• _Given task_
Exactly reproduce all the records, keeping pictures out of the copy.

+++ Dataset records +++

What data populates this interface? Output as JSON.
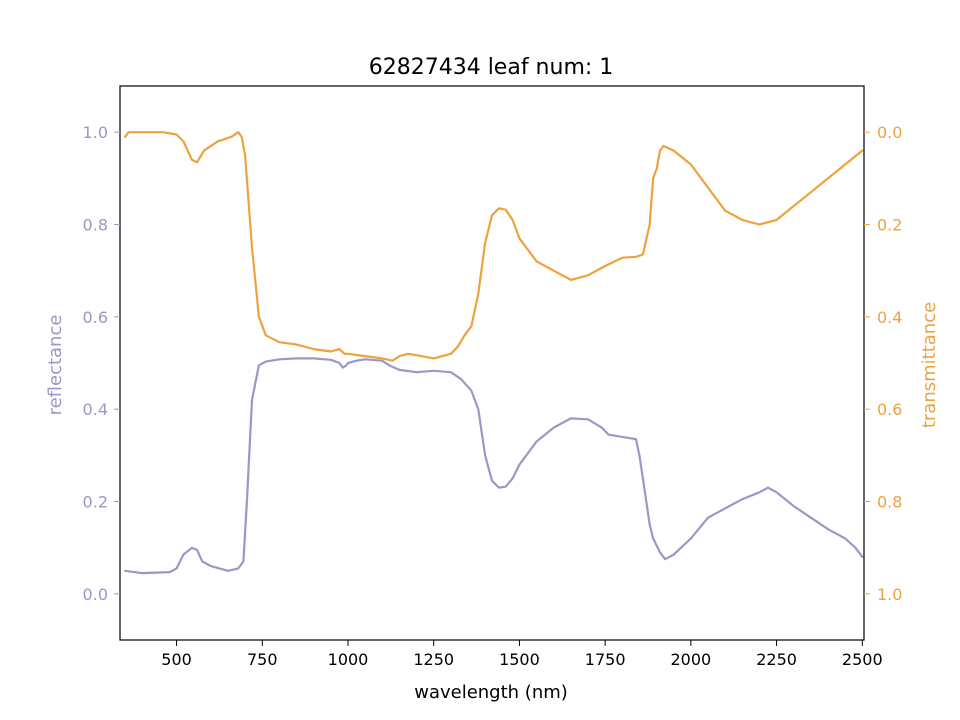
{
  "chart_data": {
    "type": "line",
    "title": "62827434 leaf num: 1",
    "xlabel": "wavelength (nm)",
    "ylabel_left": "reflectance",
    "ylabel_right": "transmittance",
    "xlim": [
      335,
      2505
    ],
    "ylim_left": [
      -0.1,
      1.1
    ],
    "ylim_right_inverted": [
      1.1,
      -0.1
    ],
    "x_ticks": [
      "500",
      "750",
      "1000",
      "1250",
      "1500",
      "1750",
      "2000",
      "2250",
      "2500"
    ],
    "y_left_ticks": [
      "0.0",
      "0.2",
      "0.4",
      "0.6",
      "0.8",
      "1.0"
    ],
    "y_right_ticks": [
      "0.0",
      "0.2",
      "0.4",
      "0.6",
      "0.8",
      "1.0"
    ],
    "grid": false,
    "series": [
      {
        "axis": "left",
        "color": "#9b97c7",
        "x": [
          350,
          400,
          480,
          500,
          520,
          545,
          560,
          575,
          600,
          650,
          680,
          695,
          705,
          720,
          740,
          760,
          800,
          850,
          900,
          950,
          975,
          985,
          995,
          1000,
          1025,
          1050,
          1100,
          1120,
          1150,
          1200,
          1250,
          1300,
          1330,
          1360,
          1380,
          1400,
          1420,
          1440,
          1460,
          1480,
          1500,
          1550,
          1600,
          1650,
          1700,
          1740,
          1760,
          1800,
          1840,
          1850,
          1860,
          1870,
          1880,
          1890,
          1900,
          1910,
          1925,
          1950,
          2000,
          2050,
          2100,
          2150,
          2200,
          2225,
          2250,
          2300,
          2350,
          2400,
          2450,
          2480,
          2500
        ],
        "y": [
          0.05,
          0.045,
          0.047,
          0.055,
          0.085,
          0.1,
          0.095,
          0.07,
          0.06,
          0.05,
          0.055,
          0.07,
          0.2,
          0.42,
          0.495,
          0.503,
          0.508,
          0.51,
          0.51,
          0.507,
          0.5,
          0.49,
          0.495,
          0.5,
          0.505,
          0.508,
          0.505,
          0.495,
          0.485,
          0.48,
          0.483,
          0.48,
          0.465,
          0.44,
          0.4,
          0.3,
          0.245,
          0.23,
          0.232,
          0.25,
          0.28,
          0.33,
          0.36,
          0.38,
          0.378,
          0.36,
          0.345,
          0.34,
          0.335,
          0.3,
          0.25,
          0.2,
          0.15,
          0.12,
          0.105,
          0.09,
          0.075,
          0.085,
          0.12,
          0.165,
          0.185,
          0.205,
          0.22,
          0.23,
          0.22,
          0.19,
          0.165,
          0.14,
          0.12,
          0.1,
          0.08
        ]
      },
      {
        "axis": "right",
        "color": "#eea23d",
        "x": [
          350,
          360,
          400,
          460,
          500,
          520,
          545,
          560,
          580,
          620,
          660,
          680,
          690,
          700,
          720,
          740,
          760,
          800,
          850,
          900,
          950,
          975,
          990,
          1000,
          1050,
          1100,
          1130,
          1150,
          1175,
          1200,
          1250,
          1300,
          1320,
          1340,
          1360,
          1380,
          1400,
          1420,
          1440,
          1460,
          1480,
          1500,
          1550,
          1600,
          1650,
          1700,
          1750,
          1800,
          1840,
          1860,
          1880,
          1890,
          1900,
          1910,
          1920,
          1950,
          2000,
          2050,
          2100,
          2150,
          2200,
          2250,
          2300,
          2350,
          2400,
          2450,
          2500
        ],
        "y": [
          0.01,
          0.0,
          0.0,
          0.0,
          0.005,
          0.02,
          0.06,
          0.065,
          0.04,
          0.02,
          0.01,
          0.0,
          0.01,
          0.05,
          0.25,
          0.4,
          0.44,
          0.455,
          0.46,
          0.47,
          0.475,
          0.47,
          0.48,
          0.48,
          0.485,
          0.49,
          0.495,
          0.485,
          0.48,
          0.483,
          0.49,
          0.48,
          0.465,
          0.44,
          0.42,
          0.35,
          0.24,
          0.18,
          0.165,
          0.168,
          0.19,
          0.23,
          0.28,
          0.3,
          0.32,
          0.31,
          0.29,
          0.272,
          0.27,
          0.265,
          0.2,
          0.1,
          0.08,
          0.04,
          0.03,
          0.04,
          0.07,
          0.12,
          0.17,
          0.19,
          0.2,
          0.19,
          0.16,
          0.13,
          0.1,
          0.07,
          0.04
        ]
      }
    ]
  }
}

+++

• _Response_
What data populates this interface? Output as JSON.
{
  "chart_data": {
    "type": "line",
    "title": "62827434 leaf num: 1",
    "xlabel": "wavelength (nm)",
    "ylabel_left": "reflectance",
    "ylabel_right": "transmittance",
    "xlim": [
      335,
      2505
    ],
    "ylim_left": [
      -0.1,
      1.1
    ],
    "ylim_right_inverted": [
      1.1,
      -0.1
    ],
    "x_ticks": [
      "500",
      "750",
      "1000",
      "1250",
      "1500",
      "1750",
      "2000",
      "2250",
      "2500"
    ],
    "y_left_ticks": [
      "0.0",
      "0.2",
      "0.4",
      "0.6",
      "0.8",
      "1.0"
    ],
    "y_right_ticks": [
      "0.0",
      "0.2",
      "0.4",
      "0.6",
      "0.8",
      "1.0"
    ],
    "grid": false,
    "series": [
      {
        "axis": "left",
        "color": "#9b97c7",
        "x": [
          350,
          400,
          480,
          500,
          520,
          545,
          560,
          575,
          600,
          650,
          680,
          695,
          705,
          720,
          740,
          760,
          800,
          850,
          900,
          950,
          975,
          985,
          995,
          1000,
          1025,
          1050,
          1100,
          1120,
          1150,
          1200,
          1250,
          1300,
          1330,
          1360,
          1380,
          1400,
          1420,
          1440,
          1460,
          1480,
          1500,
          1550,
          1600,
          1650,
          1700,
          1740,
          1760,
          1800,
          1840,
          1850,
          1860,
          1870,
          1880,
          1890,
          1900,
          1910,
          1925,
          1950,
          2000,
          2050,
          2100,
          2150,
          2200,
          2225,
          2250,
          2300,
          2350,
          2400,
          2450,
          2480,
          2500
        ],
        "y": [
          0.05,
          0.045,
          0.047,
          0.055,
          0.085,
          0.1,
          0.095,
          0.07,
          0.06,
          0.05,
          0.055,
          0.07,
          0.2,
          0.42,
          0.495,
          0.503,
          0.508,
          0.51,
          0.51,
          0.507,
          0.5,
          0.49,
          0.495,
          0.5,
          0.505,
          0.508,
          0.505,
          0.495,
          0.485,
          0.48,
          0.483,
          0.48,
          0.465,
          0.44,
          0.4,
          0.3,
          0.245,
          0.23,
          0.232,
          0.25,
          0.28,
          0.33,
          0.36,
          0.38,
          0.378,
          0.36,
          0.345,
          0.34,
          0.335,
          0.3,
          0.25,
          0.2,
          0.15,
          0.12,
          0.105,
          0.09,
          0.075,
          0.085,
          0.12,
          0.165,
          0.185,
          0.205,
          0.22,
          0.23,
          0.22,
          0.19,
          0.165,
          0.14,
          0.12,
          0.1,
          0.08
        ]
      },
      {
        "axis": "right",
        "color": "#eea23d",
        "x": [
          350,
          360,
          400,
          460,
          500,
          520,
          545,
          560,
          580,
          620,
          660,
          680,
          690,
          700,
          720,
          740,
          760,
          800,
          850,
          900,
          950,
          975,
          990,
          1000,
          1050,
          1100,
          1130,
          1150,
          1175,
          1200,
          1250,
          1300,
          1320,
          1340,
          1360,
          1380,
          1400,
          1420,
          1440,
          1460,
          1480,
          1500,
          1550,
          1600,
          1650,
          1700,
          1750,
          1800,
          1840,
          1860,
          1880,
          1890,
          1900,
          1910,
          1920,
          1950,
          2000,
          2050,
          2100,
          2150,
          2200,
          2250,
          2300,
          2350,
          2400,
          2450,
          2500
        ],
        "y": [
          0.01,
          0.0,
          0.0,
          0.0,
          0.005,
          0.02,
          0.06,
          0.065,
          0.04,
          0.02,
          0.01,
          0.0,
          0.01,
          0.05,
          0.25,
          0.4,
          0.44,
          0.455,
          0.46,
          0.47,
          0.475,
          0.47,
          0.48,
          0.48,
          0.485,
          0.49,
          0.495,
          0.485,
          0.48,
          0.483,
          0.49,
          0.48,
          0.465,
          0.44,
          0.42,
          0.35,
          0.24,
          0.18,
          0.165,
          0.168,
          0.19,
          0.23,
          0.28,
          0.3,
          0.32,
          0.31,
          0.29,
          0.272,
          0.27,
          0.265,
          0.2,
          0.1,
          0.08,
          0.04,
          0.03,
          0.04,
          0.07,
          0.12,
          0.17,
          0.19,
          0.2,
          0.19,
          0.16,
          0.13,
          0.1,
          0.07,
          0.04
        ]
      }
    ]
  }
}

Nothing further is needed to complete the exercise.